# Task statement
Give the data below again, word for word.
----
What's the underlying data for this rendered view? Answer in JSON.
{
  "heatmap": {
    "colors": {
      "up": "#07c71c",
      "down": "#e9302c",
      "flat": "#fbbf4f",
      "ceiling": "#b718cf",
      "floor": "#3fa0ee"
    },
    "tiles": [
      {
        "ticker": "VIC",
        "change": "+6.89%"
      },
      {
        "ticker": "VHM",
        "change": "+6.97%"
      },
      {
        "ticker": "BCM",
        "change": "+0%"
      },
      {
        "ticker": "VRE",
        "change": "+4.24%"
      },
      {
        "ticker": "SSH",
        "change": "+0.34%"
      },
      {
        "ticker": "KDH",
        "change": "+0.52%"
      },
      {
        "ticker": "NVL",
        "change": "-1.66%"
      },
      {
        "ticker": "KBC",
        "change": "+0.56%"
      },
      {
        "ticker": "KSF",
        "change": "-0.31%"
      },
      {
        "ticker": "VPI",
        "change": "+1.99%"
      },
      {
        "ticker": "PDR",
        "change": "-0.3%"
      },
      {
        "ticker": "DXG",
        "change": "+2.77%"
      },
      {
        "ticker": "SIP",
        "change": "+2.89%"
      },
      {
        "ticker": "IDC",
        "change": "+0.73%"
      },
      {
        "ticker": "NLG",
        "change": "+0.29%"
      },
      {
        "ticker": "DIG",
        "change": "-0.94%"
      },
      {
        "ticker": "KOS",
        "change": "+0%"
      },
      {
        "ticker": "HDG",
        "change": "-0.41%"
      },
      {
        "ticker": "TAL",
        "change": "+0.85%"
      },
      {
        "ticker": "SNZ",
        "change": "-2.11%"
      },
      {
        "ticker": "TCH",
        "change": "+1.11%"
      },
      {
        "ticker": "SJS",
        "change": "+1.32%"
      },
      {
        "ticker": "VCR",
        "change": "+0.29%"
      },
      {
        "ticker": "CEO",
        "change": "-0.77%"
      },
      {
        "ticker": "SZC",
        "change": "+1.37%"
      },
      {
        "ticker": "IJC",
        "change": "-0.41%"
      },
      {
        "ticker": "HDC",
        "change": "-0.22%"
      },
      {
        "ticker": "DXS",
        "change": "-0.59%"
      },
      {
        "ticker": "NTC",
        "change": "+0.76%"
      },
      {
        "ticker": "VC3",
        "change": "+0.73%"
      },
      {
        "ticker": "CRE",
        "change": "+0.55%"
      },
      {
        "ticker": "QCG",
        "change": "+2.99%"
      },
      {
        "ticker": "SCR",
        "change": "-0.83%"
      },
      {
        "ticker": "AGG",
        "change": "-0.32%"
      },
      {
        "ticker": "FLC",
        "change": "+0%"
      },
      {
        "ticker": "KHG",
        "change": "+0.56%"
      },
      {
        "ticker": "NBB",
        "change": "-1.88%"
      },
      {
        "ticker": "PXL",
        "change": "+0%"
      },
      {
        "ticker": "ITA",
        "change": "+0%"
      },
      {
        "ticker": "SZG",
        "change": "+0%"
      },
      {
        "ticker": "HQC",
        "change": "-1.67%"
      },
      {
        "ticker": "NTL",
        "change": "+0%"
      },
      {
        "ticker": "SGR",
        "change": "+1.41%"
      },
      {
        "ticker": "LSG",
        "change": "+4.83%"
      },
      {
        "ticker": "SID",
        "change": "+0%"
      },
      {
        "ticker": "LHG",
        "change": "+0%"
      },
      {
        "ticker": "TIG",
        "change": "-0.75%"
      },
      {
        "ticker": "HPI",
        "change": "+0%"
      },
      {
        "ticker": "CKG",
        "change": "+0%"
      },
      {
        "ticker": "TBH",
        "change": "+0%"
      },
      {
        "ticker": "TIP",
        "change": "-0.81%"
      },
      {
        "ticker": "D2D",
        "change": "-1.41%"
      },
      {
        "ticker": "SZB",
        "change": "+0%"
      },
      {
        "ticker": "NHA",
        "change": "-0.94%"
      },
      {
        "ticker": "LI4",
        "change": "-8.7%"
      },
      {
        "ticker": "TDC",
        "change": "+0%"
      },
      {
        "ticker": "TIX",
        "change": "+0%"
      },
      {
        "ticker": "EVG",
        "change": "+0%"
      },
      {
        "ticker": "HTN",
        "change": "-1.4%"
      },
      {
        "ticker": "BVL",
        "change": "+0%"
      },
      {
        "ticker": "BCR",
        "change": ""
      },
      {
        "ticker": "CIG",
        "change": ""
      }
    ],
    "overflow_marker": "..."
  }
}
----
# Reply to the task
What's the underlying data for this rendered view? Answer in JSON.
{
  "heatmap": {
    "colors": {
      "up": "#07c71c",
      "down": "#e9302c",
      "flat": "#fbbf4f",
      "ceiling": "#b718cf",
      "floor": "#3fa0ee"
    },
    "tiles": [
      {
        "ticker": "VIC",
        "change": "+6.89%"
      },
      {
        "ticker": "VHM",
        "change": "+6.97%"
      },
      {
        "ticker": "BCM",
        "change": "+0%"
      },
      {
        "ticker": "VRE",
        "change": "+4.24%"
      },
      {
        "ticker": "SSH",
        "change": "+0.34%"
      },
      {
        "ticker": "KDH",
        "change": "+0.52%"
      },
      {
        "ticker": "NVL",
        "change": "-1.66%"
      },
      {
        "ticker": "KBC",
        "change": "+0.56%"
      },
      {
        "ticker": "KSF",
        "change": "-0.31%"
      },
      {
        "ticker": "VPI",
        "change": "+1.99%"
      },
      {
        "ticker": "PDR",
        "change": "-0.3%"
      },
      {
        "ticker": "DXG",
        "change": "+2.77%"
      },
      {
        "ticker": "SIP",
        "change": "+2.89%"
      },
      {
        "ticker": "IDC",
        "change": "+0.73%"
      },
      {
        "ticker": "NLG",
        "change": "+0.29%"
      },
      {
        "ticker": "DIG",
        "change": "-0.94%"
      },
      {
        "ticker": "KOS",
        "change": "+0%"
      },
      {
        "ticker": "HDG",
        "change": "-0.41%"
      },
      {
        "ticker": "TAL",
        "change": "+0.85%"
      },
      {
        "ticker": "SNZ",
        "change": "-2.11%"
      },
      {
        "ticker": "TCH",
        "change": "+1.11%"
      },
      {
        "ticker": "SJS",
        "change": "+1.32%"
      },
      {
        "ticker": "VCR",
        "change": "+0.29%"
      },
      {
        "ticker": "CEO",
        "change": "-0.77%"
      },
      {
        "ticker": "SZC",
        "change": "+1.37%"
      },
      {
        "ticker": "IJC",
        "change": "-0.41%"
      },
      {
        "ticker": "HDC",
        "change": "-0.22%"
      },
      {
        "ticker": "DXS",
        "change": "-0.59%"
      },
      {
        "ticker": "NTC",
        "change": "+0.76%"
      },
      {
        "ticker": "VC3",
        "change": "+0.73%"
      },
      {
        "ticker": "CRE",
        "change": "+0.55%"
      },
      {
        "ticker": "QCG",
        "change": "+2.99%"
      },
      {
        "ticker": "SCR",
        "change": "-0.83%"
      },
      {
        "ticker": "AGG",
        "change": "-0.32%"
      },
      {
        "ticker": "FLC",
        "change": "+0%"
      },
      {
        "ticker": "KHG",
        "change": "+0.56%"
      },
      {
        "ticker": "NBB",
        "change": "-1.88%"
      },
      {
        "ticker": "PXL",
        "change": "+0%"
      },
      {
        "ticker": "ITA",
        "change": "+0%"
      },
      {
        "ticker": "SZG",
        "change": "+0%"
      },
      {
        "ticker": "HQC",
        "change": "-1.67%"
      },
      {
        "ticker": "NTL",
        "change": "+0%"
      },
      {
        "ticker": "SGR",
        "change": "+1.41%"
      },
      {
        "ticker": "LSG",
        "change": "+4.83%"
      },
      {
        "ticker": "SID",
        "change": "+0%"
      },
      {
        "ticker": "LHG",
        "change": "+0%"
      },
      {
        "ticker": "TIG",
        "change": "-0.75%"
      },
      {
        "ticker": "HPI",
        "change": "+0%"
      },
      {
        "ticker": "CKG",
        "change": "+0%"
      },
      {
        "ticker": "TBH",
        "change": "+0%"
      },
      {
        "ticker": "TIP",
        "change": "-0.81%"
      },
      {
        "ticker": "D2D",
        "change": "-1.41%"
      },
      {
        "ticker": "SZB",
        "change": "+0%"
      },
      {
        "ticker": "NHA",
        "change": "-0.94%"
      },
      {
        "ticker": "LI4",
        "change": "-8.7%"
      },
      {
        "ticker": "TDC",
        "change": "+0%"
      },
      {
        "ticker": "TIX",
        "change": "+0%"
      },
      {
        "ticker": "EVG",
        "change": "+0%"
      },
      {
        "ticker": "HTN",
        "change": "-1.4%"
      },
      {
        "ticker": "BVL",
        "change": "+0%"
      },
      {
        "ticker": "BCR",
        "change": ""
      },
      {
        "ticker": "CIG",
        "change": ""
      }
    ],
    "overflow_marker": "..."
  }
}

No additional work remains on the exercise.